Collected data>
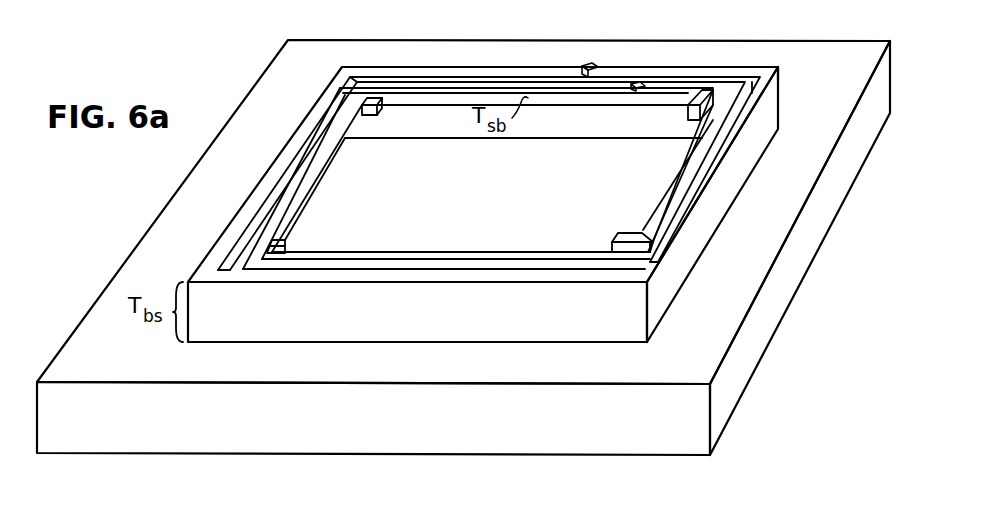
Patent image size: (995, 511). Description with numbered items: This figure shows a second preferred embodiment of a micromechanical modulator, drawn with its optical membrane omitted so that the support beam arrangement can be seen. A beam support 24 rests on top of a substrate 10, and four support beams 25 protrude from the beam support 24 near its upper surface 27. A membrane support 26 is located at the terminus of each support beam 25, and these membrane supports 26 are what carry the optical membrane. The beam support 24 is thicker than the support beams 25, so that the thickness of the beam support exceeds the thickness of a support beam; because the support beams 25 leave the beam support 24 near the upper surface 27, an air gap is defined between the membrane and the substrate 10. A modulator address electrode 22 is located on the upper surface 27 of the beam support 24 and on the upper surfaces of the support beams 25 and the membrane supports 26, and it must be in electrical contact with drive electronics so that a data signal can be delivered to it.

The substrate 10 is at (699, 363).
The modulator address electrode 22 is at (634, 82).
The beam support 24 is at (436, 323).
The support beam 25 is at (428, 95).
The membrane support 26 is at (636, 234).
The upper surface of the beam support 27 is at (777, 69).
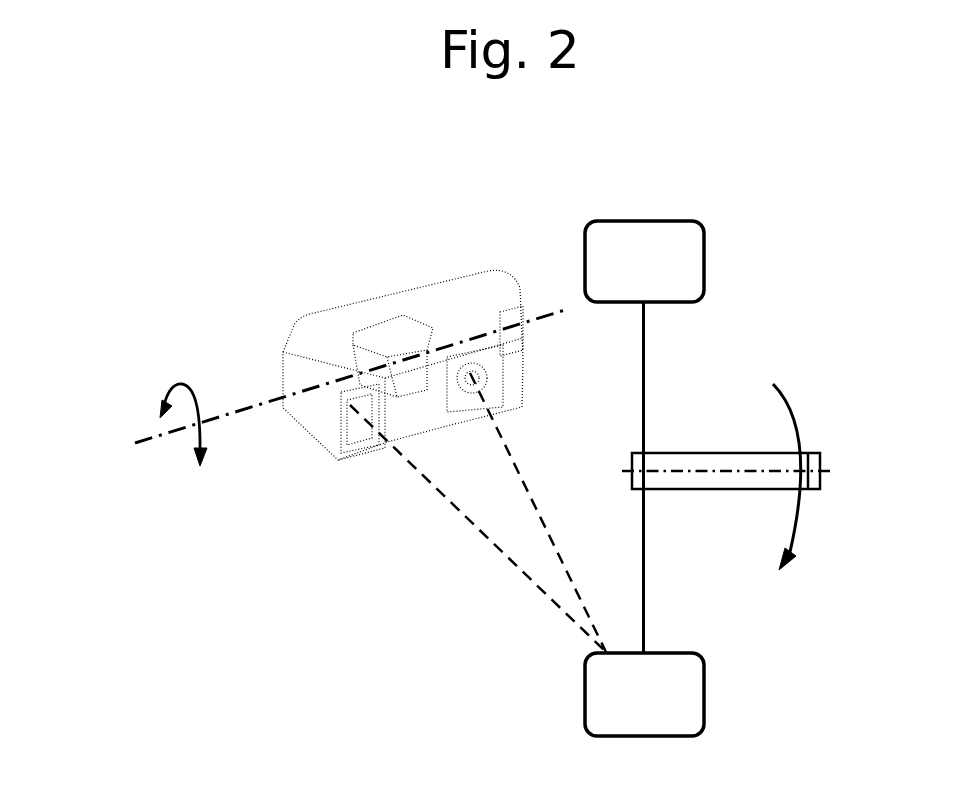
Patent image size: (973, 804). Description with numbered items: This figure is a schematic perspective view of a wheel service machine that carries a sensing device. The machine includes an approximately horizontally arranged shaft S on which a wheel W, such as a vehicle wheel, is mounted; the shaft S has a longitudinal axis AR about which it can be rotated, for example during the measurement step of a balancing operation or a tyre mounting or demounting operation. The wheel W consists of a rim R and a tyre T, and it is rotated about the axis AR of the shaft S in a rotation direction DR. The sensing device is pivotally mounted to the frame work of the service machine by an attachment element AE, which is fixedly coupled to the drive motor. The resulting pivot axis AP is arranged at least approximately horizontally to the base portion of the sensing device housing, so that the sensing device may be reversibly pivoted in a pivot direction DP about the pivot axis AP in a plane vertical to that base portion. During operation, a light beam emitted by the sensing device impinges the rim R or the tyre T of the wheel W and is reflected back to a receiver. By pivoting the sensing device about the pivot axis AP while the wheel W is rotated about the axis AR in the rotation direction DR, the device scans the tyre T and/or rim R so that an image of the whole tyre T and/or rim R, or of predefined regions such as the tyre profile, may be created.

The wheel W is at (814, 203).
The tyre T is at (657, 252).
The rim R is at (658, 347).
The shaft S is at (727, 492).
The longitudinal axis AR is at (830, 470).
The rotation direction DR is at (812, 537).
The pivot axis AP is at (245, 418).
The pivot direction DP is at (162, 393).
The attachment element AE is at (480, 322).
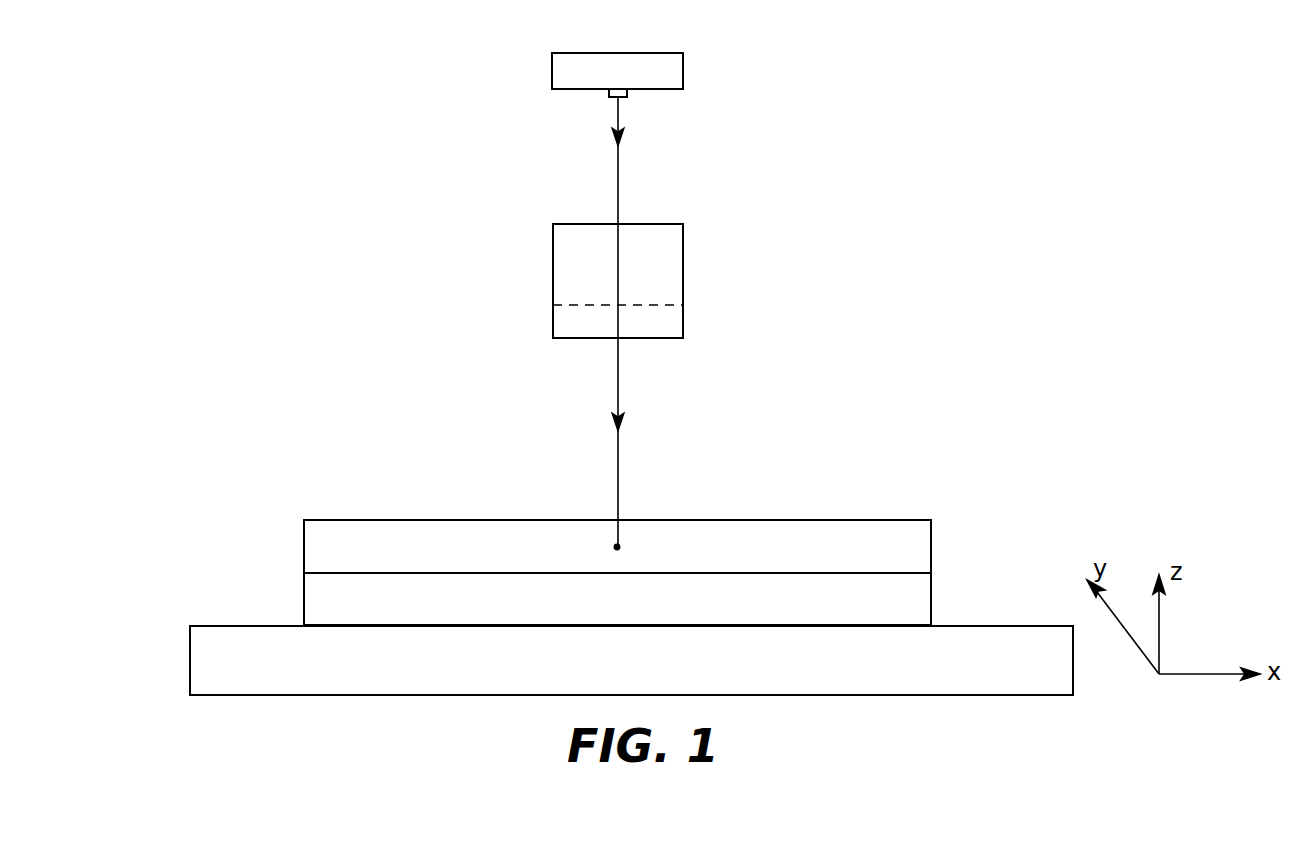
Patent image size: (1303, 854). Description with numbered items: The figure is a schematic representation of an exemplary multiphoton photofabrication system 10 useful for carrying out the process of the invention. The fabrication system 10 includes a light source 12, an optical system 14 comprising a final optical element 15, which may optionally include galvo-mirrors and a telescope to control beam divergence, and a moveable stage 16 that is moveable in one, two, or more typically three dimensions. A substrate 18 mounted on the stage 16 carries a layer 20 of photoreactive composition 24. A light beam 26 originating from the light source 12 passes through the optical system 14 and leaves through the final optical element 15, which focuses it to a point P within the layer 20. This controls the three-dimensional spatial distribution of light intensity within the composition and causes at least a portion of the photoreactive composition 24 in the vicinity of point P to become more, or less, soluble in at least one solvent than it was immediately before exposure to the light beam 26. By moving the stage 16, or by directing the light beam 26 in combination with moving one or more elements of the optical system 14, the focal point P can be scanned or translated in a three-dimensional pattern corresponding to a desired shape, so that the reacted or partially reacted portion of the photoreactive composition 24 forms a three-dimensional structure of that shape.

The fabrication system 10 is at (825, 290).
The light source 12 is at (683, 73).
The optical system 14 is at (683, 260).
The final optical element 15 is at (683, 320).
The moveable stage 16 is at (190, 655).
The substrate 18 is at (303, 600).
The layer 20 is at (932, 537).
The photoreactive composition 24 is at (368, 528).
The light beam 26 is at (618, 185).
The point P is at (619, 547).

Request>
Please list each line above that contains the word "upper".

Written response>
Patent image size: (995, 511). Description with numbered items: This figure shows a second preferred embodiment of a micromechanical modulator, drawn with its optical membrane omitted so that the support beam arrangement can be seen. A beam support 24 rests on top of a substrate 10, and four support beams 25 protrude from the beam support 24 near its upper surface 27. A membrane support 26 is located at the terminus of each support beam 25, and these membrane supports 26 are what carry the optical membrane. The beam support 24 is thicker than the support beams 25, so that the thickness of the beam support exceeds the thickness of a support beam; because the support beams 25 leave the beam support 24 near the upper surface 27, an air gap is defined between the membrane and the substrate 10. A modulator address electrode 22 is located on the upper surface 27 of the beam support 24 and on the upper surfaces of the support beams 25 and the membrane supports 26, and it must be in electrical contact with drive electronics so that a data signal can be delivered to it.
The upper surface of the beam support 27 is at (777, 69).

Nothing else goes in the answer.